(Data extracted from a collection)
* * * * *
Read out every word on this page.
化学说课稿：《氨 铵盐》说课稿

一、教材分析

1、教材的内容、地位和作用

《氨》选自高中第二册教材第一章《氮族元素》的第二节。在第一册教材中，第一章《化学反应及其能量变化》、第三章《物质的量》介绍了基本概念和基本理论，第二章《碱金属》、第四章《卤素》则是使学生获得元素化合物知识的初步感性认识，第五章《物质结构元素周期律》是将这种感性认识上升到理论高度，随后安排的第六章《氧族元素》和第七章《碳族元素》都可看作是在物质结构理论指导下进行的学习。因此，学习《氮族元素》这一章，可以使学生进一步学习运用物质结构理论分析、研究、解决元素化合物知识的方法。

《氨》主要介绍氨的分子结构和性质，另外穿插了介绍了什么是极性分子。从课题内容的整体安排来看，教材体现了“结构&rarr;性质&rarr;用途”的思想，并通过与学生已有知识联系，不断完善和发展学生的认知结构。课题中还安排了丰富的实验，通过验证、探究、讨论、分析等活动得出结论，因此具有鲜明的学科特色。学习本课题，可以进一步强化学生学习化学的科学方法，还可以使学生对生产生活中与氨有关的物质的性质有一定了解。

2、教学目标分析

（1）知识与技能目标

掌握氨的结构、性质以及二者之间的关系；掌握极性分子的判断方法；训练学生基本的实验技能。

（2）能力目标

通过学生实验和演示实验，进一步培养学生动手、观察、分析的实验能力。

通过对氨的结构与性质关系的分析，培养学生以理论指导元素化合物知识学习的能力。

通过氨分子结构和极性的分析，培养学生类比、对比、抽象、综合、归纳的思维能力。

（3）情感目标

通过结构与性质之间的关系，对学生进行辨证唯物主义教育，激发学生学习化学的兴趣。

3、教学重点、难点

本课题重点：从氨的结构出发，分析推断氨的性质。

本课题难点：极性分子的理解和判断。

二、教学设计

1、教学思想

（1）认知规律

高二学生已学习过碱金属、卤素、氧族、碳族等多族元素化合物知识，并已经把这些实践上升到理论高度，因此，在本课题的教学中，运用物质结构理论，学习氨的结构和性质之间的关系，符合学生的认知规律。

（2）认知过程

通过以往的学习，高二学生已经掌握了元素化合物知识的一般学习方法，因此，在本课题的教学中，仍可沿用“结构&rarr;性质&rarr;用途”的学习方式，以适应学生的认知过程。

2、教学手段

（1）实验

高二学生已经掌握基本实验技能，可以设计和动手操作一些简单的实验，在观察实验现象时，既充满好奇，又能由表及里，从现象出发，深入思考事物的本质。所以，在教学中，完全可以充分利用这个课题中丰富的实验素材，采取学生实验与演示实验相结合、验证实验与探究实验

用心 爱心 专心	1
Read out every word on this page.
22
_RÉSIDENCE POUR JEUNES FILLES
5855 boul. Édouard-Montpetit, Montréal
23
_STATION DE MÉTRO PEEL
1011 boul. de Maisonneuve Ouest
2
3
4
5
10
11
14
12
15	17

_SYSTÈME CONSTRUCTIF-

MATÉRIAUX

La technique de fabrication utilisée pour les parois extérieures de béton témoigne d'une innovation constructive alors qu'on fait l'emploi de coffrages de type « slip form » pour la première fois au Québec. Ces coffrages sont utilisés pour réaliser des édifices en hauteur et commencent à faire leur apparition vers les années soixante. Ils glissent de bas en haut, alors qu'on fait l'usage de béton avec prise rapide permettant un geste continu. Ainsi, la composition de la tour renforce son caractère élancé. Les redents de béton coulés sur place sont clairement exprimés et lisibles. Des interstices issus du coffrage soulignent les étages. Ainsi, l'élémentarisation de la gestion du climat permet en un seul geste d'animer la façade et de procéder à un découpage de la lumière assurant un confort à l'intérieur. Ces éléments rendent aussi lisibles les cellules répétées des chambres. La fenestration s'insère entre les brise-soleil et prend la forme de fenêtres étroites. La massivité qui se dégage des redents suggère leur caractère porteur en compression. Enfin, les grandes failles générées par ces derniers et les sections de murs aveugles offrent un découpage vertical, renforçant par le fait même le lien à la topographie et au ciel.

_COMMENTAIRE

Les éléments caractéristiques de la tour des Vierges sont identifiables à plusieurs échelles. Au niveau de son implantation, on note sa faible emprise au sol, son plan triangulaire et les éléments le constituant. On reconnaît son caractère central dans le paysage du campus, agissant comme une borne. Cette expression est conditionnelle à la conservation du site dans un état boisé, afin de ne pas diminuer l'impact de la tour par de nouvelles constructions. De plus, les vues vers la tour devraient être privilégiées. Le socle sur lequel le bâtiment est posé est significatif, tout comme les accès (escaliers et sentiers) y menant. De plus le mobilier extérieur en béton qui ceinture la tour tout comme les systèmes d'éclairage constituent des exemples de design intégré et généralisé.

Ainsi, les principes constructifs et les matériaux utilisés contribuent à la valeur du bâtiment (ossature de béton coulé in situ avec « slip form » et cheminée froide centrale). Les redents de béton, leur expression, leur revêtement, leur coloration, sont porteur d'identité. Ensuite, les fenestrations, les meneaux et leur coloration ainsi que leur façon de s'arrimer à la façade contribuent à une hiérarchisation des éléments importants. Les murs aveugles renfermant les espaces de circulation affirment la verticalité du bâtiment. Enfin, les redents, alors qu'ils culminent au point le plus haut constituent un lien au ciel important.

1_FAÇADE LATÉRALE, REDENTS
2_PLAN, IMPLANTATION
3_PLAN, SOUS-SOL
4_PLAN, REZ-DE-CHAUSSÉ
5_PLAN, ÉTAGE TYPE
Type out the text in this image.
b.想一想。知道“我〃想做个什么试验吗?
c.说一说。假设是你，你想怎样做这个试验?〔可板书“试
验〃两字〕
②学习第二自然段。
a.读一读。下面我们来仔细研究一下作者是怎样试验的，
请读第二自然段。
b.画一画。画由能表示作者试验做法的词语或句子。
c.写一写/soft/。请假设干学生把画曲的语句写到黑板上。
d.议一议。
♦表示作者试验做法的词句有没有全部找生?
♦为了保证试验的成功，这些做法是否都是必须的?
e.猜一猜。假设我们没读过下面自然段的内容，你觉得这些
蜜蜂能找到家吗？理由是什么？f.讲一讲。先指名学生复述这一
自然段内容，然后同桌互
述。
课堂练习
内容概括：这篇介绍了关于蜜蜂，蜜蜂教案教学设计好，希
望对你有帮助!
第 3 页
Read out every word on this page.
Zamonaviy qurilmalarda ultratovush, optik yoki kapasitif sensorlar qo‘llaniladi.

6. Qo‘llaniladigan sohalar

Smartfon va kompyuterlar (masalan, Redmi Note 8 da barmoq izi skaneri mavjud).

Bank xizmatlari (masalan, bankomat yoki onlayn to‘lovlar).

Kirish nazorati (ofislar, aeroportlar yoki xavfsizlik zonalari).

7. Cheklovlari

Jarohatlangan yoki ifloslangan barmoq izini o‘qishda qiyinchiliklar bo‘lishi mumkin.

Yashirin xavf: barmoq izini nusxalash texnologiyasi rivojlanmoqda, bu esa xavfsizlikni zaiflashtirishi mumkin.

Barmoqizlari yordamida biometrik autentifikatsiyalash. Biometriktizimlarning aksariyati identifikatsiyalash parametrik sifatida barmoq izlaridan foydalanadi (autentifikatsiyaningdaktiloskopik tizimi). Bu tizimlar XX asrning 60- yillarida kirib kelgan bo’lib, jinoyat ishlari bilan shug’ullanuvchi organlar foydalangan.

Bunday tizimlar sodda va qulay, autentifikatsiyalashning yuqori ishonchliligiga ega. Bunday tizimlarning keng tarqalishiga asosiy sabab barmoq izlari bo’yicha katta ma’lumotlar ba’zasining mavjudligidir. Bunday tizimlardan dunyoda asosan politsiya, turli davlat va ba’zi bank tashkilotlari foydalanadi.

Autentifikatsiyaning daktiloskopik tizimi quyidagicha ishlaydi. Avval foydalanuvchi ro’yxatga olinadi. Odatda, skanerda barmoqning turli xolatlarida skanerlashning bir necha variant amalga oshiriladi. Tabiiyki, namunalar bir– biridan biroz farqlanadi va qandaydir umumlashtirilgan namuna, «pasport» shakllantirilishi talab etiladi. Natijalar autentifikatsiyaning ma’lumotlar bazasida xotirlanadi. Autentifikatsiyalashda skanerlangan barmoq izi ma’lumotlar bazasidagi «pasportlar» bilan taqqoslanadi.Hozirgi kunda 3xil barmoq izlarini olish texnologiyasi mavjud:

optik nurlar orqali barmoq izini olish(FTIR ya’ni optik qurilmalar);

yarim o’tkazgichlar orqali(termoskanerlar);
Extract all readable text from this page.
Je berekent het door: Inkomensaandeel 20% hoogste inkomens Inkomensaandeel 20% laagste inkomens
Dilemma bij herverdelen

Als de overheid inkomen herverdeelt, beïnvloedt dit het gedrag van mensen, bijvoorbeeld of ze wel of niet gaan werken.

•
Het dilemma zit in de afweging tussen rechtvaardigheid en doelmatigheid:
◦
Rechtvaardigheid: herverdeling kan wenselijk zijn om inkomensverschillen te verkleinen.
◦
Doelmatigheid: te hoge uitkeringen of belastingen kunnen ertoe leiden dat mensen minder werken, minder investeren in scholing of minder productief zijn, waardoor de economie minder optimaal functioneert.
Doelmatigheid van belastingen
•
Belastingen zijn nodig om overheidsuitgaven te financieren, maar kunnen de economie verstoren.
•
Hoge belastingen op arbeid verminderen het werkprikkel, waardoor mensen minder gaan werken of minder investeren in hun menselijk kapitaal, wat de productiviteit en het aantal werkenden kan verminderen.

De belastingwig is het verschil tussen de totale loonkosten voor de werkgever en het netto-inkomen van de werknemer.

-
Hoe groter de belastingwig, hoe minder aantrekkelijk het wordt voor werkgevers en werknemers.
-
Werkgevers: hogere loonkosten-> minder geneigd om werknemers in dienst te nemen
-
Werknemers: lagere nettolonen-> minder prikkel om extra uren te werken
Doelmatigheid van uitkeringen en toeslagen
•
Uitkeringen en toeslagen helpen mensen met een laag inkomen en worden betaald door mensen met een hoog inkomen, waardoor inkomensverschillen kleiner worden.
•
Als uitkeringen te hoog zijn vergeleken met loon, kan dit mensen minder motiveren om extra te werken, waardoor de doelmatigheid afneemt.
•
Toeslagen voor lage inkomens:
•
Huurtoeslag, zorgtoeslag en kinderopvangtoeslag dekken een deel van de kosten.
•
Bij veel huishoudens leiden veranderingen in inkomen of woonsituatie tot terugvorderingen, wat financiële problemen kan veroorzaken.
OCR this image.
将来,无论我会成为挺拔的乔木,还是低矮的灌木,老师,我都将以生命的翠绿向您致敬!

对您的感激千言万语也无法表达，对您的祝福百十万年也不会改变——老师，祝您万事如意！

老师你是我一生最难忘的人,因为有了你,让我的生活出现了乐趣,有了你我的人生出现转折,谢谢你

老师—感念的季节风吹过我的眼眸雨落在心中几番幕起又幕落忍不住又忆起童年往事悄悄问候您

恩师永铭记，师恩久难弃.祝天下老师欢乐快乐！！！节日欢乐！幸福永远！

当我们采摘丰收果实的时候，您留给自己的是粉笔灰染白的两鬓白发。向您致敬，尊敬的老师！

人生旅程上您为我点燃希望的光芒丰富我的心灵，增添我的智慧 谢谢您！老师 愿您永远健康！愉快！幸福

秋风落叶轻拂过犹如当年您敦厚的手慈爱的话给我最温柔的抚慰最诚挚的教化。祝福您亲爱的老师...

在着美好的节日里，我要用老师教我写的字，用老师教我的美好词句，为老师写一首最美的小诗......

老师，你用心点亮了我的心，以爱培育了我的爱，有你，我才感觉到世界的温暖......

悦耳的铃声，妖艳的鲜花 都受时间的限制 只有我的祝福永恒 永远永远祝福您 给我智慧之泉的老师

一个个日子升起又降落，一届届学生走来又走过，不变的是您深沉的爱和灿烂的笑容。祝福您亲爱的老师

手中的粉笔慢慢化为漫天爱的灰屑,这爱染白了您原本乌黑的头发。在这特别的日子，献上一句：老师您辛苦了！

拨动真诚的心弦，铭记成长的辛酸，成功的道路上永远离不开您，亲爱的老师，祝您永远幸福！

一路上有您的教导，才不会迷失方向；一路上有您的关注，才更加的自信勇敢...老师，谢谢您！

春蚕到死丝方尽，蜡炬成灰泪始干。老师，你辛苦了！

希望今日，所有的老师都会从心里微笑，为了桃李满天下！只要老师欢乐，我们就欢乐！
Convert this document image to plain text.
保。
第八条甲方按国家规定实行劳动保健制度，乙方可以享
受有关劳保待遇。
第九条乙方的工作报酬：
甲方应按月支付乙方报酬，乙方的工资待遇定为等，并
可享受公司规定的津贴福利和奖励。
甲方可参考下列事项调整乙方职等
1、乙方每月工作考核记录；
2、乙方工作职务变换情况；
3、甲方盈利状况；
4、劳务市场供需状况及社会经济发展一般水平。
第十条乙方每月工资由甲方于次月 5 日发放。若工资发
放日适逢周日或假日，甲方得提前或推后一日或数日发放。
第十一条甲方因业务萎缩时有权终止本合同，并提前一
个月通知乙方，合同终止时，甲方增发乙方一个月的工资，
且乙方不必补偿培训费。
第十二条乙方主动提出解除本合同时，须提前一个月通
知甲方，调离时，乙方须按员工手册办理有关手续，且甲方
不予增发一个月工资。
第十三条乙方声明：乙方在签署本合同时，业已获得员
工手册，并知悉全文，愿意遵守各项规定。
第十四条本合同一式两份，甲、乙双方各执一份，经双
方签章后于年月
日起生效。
* * * * *
» **Goal**
List each line in the listing that contains the string "werken".

» **Solution to this exercise**
Als de overheid inkomen herverdeelt, beïnvloedt dit het gedrag van mensen, bijvoorbeeld of ze wel of niet gaan werken.
Doelmatigheid: te hoge uitkeringen of belastingen kunnen ertoe leiden dat mensen minder werken, minder investeren in scholing of minder productief zijn, waardoor de economie minder optimaal functioneert.
Hoge belastingen op arbeid verminderen het werkprikkel, waardoor mensen minder gaan werken of minder investeren in hun menselijk kapitaal, wat de productiviteit en het aantal werkenden kan verminderen.
Werknemers: lagere nettolonen-> minder prikkel om extra uren te werken
Als uitkeringen te hoog zijn vergeleken met loon, kan dit mensen minder motiveren om extra te werken, waardoor de doelmatigheid afneemt.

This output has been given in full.